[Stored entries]
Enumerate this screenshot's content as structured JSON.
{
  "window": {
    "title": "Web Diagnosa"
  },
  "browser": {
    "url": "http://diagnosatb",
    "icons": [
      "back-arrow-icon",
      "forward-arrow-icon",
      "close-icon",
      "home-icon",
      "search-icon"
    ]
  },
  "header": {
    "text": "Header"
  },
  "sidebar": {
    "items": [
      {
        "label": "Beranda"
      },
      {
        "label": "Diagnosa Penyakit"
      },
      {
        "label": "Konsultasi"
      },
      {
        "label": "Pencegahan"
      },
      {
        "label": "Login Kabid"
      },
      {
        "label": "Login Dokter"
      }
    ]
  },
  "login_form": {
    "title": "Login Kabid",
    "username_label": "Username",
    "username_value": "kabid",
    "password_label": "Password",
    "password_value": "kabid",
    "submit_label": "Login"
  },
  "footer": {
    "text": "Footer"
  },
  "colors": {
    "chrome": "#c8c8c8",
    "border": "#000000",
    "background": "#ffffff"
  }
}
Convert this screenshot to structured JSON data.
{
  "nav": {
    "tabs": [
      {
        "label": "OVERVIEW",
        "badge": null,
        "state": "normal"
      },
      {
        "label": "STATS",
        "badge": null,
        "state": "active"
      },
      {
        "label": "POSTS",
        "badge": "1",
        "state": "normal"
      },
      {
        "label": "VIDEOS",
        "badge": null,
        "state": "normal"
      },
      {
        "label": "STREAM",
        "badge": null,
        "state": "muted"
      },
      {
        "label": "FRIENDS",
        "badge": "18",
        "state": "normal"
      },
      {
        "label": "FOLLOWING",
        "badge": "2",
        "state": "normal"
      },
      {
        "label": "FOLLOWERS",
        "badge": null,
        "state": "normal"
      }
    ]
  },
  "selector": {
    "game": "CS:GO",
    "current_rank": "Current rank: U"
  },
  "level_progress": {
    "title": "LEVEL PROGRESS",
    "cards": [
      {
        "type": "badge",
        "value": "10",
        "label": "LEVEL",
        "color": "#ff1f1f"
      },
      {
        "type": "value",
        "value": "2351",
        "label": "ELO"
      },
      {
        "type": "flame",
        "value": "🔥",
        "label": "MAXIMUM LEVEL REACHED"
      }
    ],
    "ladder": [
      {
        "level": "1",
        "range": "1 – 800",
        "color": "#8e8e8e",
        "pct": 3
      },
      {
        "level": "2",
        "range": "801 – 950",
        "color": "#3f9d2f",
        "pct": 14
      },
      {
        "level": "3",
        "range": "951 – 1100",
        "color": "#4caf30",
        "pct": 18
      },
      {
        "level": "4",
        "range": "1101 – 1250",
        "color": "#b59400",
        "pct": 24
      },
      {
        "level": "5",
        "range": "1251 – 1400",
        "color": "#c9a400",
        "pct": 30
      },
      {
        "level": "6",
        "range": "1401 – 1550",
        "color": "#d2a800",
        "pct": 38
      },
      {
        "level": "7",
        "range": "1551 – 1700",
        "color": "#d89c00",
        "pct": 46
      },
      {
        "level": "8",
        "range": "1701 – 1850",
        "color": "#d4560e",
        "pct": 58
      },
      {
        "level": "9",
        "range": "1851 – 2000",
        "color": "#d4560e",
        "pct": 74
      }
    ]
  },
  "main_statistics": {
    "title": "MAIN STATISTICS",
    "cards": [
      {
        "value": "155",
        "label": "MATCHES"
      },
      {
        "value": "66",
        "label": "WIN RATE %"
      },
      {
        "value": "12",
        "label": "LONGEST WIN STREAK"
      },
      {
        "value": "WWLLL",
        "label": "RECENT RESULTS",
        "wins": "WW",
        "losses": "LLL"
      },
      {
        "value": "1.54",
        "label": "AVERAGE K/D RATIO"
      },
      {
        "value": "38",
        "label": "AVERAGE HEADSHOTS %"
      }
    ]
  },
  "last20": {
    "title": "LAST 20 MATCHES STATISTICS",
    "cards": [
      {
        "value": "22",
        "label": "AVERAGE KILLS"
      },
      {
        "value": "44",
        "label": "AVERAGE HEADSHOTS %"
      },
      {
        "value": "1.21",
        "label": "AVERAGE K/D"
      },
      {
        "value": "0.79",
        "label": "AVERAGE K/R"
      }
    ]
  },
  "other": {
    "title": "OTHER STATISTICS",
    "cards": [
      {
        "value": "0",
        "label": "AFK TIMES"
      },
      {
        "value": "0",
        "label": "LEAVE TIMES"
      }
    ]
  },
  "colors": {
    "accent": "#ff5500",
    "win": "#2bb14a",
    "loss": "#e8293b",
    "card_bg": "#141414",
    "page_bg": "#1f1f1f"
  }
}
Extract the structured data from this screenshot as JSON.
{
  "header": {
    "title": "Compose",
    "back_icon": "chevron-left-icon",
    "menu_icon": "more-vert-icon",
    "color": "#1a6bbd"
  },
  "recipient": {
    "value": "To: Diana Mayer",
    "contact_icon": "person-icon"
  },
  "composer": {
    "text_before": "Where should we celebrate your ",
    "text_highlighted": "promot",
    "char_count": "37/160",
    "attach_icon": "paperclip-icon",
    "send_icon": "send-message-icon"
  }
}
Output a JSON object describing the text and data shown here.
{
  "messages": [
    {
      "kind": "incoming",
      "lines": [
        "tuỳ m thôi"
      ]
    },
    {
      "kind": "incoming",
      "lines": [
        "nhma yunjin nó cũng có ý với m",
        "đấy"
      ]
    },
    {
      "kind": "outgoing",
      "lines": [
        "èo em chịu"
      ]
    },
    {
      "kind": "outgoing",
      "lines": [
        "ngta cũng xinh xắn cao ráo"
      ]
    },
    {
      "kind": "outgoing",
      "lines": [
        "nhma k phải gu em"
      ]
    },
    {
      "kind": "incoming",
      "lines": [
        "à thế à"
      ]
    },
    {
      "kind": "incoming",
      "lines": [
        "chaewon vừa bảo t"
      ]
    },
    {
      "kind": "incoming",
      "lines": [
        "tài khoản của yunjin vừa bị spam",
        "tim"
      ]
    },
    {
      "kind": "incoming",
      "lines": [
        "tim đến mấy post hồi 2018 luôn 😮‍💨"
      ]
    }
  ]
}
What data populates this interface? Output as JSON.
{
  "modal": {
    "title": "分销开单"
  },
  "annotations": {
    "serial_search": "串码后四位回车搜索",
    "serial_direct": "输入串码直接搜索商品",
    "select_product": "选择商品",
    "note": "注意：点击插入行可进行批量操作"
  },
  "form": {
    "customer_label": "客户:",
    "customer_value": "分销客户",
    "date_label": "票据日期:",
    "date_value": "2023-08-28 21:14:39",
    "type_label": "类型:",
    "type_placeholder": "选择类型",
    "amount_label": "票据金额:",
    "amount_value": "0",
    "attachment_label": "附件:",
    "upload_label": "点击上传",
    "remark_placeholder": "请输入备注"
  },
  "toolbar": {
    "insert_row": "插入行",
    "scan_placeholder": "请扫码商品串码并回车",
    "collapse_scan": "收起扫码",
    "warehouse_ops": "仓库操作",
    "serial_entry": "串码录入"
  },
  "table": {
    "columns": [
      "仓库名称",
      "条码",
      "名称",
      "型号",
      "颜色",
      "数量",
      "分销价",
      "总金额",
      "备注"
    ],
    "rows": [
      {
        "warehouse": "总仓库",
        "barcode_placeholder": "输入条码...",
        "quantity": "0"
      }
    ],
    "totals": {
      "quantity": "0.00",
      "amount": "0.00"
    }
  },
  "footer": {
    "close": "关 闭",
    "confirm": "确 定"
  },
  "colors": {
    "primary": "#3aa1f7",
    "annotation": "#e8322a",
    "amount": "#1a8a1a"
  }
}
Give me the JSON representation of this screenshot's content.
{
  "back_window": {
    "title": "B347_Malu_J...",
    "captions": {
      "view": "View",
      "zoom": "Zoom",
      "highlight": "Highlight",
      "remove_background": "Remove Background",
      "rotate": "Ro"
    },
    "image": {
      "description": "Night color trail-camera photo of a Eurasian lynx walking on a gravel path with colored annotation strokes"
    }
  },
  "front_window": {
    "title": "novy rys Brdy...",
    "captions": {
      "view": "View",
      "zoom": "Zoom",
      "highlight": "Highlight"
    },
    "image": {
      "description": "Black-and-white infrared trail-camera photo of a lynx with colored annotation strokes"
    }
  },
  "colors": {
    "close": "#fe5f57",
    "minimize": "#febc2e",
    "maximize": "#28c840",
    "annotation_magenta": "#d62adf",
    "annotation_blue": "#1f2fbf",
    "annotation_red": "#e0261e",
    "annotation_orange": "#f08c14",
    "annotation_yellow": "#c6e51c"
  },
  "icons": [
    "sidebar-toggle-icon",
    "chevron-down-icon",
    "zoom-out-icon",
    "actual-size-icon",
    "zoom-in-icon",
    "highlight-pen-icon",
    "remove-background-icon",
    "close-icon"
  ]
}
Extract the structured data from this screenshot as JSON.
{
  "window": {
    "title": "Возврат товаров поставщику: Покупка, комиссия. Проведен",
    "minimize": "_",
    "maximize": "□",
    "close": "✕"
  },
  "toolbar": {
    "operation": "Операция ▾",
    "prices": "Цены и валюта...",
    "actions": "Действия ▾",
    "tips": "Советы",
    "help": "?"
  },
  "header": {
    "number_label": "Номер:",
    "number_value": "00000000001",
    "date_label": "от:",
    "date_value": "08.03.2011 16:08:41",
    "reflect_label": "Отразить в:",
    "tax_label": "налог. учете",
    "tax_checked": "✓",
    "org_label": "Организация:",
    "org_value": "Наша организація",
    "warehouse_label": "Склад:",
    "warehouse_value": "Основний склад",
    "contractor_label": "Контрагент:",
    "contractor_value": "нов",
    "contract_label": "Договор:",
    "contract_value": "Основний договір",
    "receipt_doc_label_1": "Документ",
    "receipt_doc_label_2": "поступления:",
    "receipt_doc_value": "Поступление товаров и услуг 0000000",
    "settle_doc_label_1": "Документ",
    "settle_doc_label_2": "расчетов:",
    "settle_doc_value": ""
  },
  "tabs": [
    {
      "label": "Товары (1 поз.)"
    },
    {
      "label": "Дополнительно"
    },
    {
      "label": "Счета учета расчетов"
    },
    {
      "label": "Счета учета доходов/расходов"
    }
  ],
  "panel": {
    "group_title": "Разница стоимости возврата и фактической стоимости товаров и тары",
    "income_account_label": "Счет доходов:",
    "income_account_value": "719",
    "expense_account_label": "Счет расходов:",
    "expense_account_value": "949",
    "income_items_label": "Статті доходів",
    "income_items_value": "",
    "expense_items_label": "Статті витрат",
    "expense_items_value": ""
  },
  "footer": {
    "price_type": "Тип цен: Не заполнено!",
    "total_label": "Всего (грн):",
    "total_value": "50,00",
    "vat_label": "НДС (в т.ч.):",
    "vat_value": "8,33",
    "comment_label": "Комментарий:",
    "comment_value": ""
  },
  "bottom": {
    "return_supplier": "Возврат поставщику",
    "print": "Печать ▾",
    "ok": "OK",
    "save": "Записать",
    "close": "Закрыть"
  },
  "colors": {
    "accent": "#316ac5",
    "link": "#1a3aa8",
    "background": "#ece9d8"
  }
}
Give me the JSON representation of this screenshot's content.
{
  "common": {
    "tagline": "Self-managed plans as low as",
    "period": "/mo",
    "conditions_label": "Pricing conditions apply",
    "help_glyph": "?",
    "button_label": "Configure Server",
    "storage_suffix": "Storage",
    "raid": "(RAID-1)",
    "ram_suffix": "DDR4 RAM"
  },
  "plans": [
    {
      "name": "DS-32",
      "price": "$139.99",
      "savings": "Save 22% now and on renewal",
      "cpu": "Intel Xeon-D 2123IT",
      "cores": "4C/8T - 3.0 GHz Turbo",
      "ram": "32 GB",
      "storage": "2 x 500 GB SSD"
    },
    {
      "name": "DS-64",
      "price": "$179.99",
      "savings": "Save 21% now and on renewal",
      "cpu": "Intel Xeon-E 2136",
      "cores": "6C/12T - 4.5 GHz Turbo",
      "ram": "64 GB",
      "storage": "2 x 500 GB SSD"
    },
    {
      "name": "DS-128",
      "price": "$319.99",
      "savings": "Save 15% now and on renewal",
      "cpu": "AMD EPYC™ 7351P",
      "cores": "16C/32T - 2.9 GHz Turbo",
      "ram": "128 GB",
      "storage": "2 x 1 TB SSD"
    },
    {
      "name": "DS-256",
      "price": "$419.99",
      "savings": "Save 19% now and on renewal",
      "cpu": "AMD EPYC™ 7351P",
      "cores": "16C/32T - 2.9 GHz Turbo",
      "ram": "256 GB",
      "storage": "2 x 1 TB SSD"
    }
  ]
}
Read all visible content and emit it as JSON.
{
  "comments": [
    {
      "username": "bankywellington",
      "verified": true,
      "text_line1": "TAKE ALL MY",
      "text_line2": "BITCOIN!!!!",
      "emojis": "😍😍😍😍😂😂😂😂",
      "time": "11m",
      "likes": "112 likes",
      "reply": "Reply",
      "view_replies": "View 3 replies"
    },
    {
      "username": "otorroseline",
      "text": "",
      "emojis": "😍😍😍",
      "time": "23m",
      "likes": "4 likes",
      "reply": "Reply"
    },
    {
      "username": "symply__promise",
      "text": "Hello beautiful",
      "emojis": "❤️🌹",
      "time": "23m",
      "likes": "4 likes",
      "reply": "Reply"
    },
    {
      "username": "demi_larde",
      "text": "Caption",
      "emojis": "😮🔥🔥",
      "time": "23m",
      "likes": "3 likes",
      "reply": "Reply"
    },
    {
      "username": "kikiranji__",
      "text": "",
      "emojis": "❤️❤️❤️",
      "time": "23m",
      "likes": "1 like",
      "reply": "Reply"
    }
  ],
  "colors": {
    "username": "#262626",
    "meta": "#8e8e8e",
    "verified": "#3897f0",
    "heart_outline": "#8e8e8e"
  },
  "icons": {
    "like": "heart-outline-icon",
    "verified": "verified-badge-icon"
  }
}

◆ **Exercise directions**
Starting at the line that contains "Read all visible content and emit it as JSON.", quote each remaining line of the entries above, unchanged.

◆ **Response to the task**
Read all visible content and emit it as JSON.
{
  "comments": [
    {
      "username": "bankywellington",
      "verified": true,
      "text_line1": "TAKE ALL MY",
      "text_line2": "BITCOIN!!!!",
      "emojis": "😍😍😍😍😂😂😂😂",
      "time": "11m",
      "likes": "112 likes",
      "reply": "Reply",
      "view_replies": "View 3 replies"
    },
    {
      "username": "otorroseline",
      "text": "",
      "emojis": "😍😍😍",
      "time": "23m",
      "likes": "4 likes",
      "reply": "Reply"
    },
    {
      "username": "symply__promise",
      "text": "Hello beautiful",
      "emojis": "❤️🌹",
      "time": "23m",
      "likes": "4 likes",
      "reply": "Reply"
    },
    {
      "username": "demi_larde",
      "text": "Caption",
      "emojis": "😮🔥🔥",
      "time": "23m",
      "likes": "3 likes",
      "reply": "Reply"
    },
    {
      "username": "kikiranji__",
      "text": "",
      "emojis": "❤️❤️❤️",
      "time": "23m",
      "likes": "1 like",
      "reply": "Reply"
    }
  ],
  "colors": {
    "username": "#262626",
    "meta": "#8e8e8e",
    "verified": "#3897f0",
    "heart_outline": "#8e8e8e"
  },
  "icons": {
    "like": "heart-outline-icon",
    "verified": "verified-badge-icon"
  }
}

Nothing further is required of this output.